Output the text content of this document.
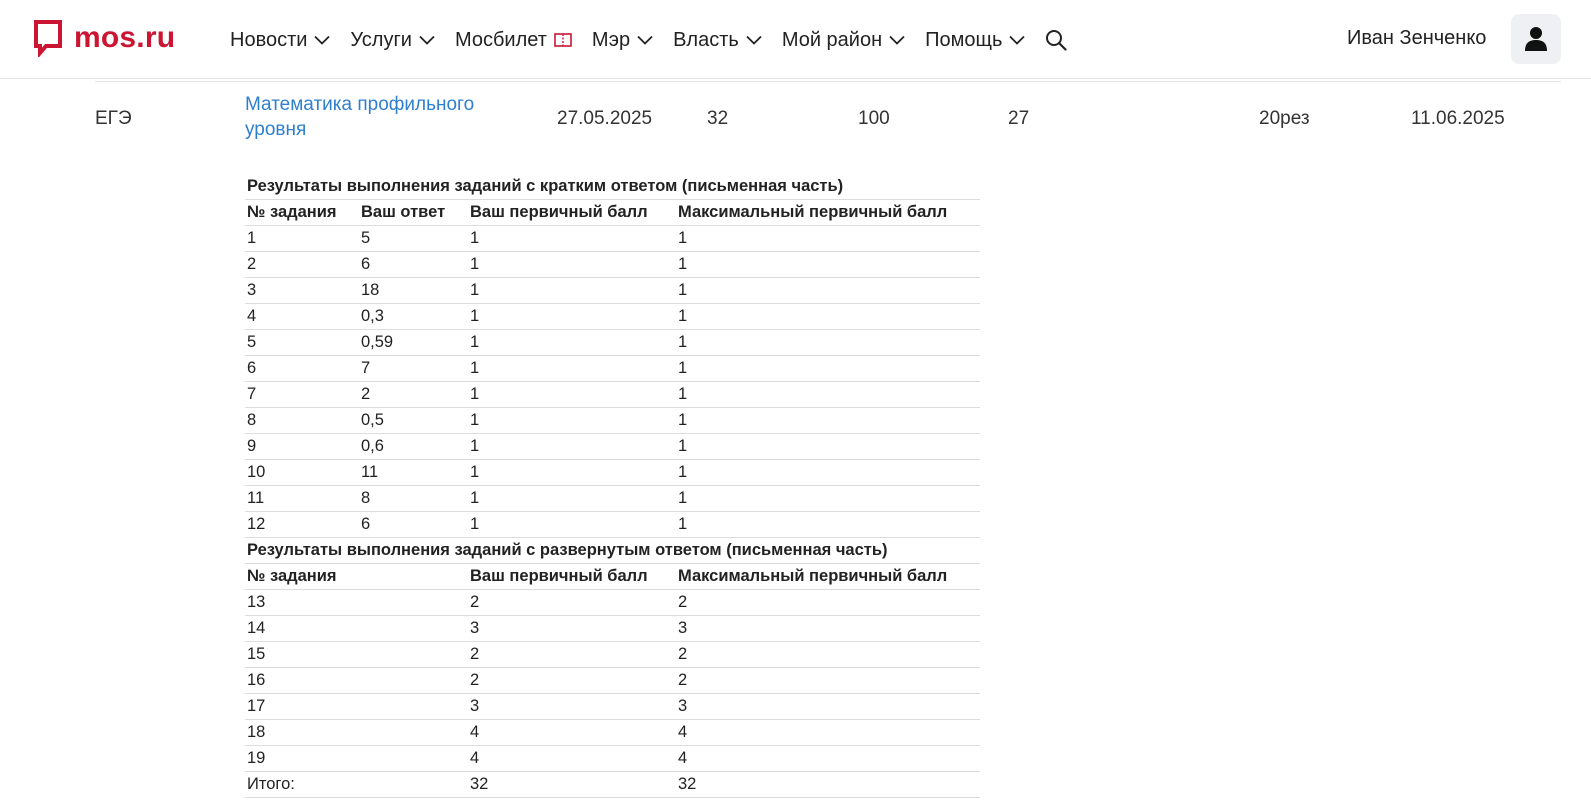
mos.ru	Новости Услуги Мосбилет Мэр Власть Мой район Помощь	Иван Зенченко
ЕГЭ
Математика профильного уровня
27.05.2025	32	100	27	20рез	11.06.2025
Результаты выполнения заданий с кратким ответом (письменная часть)			
№ задания	Ваш ответ	Ваш первичный балл	Максимальный первичный балл
1	5	1	1
2	6	1	1
3	18	1	1
4	0,3	1	1
5	0,59	1	1
6	7	1	1
7	2	1	1
8	0,5	1	1
9	0,6	1	1
10	11	1	1
11	8	1	1
12	6	1	1
Результаты выполнения заданий с развернутым ответом (письменная часть)			
№ задания		Ваш первичный балл	Максимальный первичный балл
13		2	2
14		3	3
15		2	2
16		2	2
17		3	3
18		4	4
19		4	4
Итого:		32	32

^^^^^^^^^^^^^^^^

Your task is to copy the entries in full and exactly, without any images.

Output the text content of this document.
mos.ru	Новости Услуги Мосбилет Мэр Власть Мой район Помощь	Иван Зенченко
ЕГЭ
Математика профильного уровня
27.05.2025	32	100	27	20рез	11.06.2025
Результаты выполнения заданий с кратким ответом (письменная часть)			
№ задания	Ваш ответ	Ваш первичный балл	Максимальный первичный балл
1	5	1	1
2	6	1	1
3	18	1	1
4	0,3	1	1
5	0,59	1	1
6	7	1	1
7	2	1	1
8	0,5	1	1
9	0,6	1	1
10	11	1	1
11	8	1	1
12	6	1	1
Результаты выполнения заданий с развернутым ответом (письменная часть)			
№ задания		Ваш первичный балл	Максимальный первичный балл
13		2	2
14		3	3
15		2	2
16		2	2
17		3	3
18		4	4
19		4	4
Итого:		32	32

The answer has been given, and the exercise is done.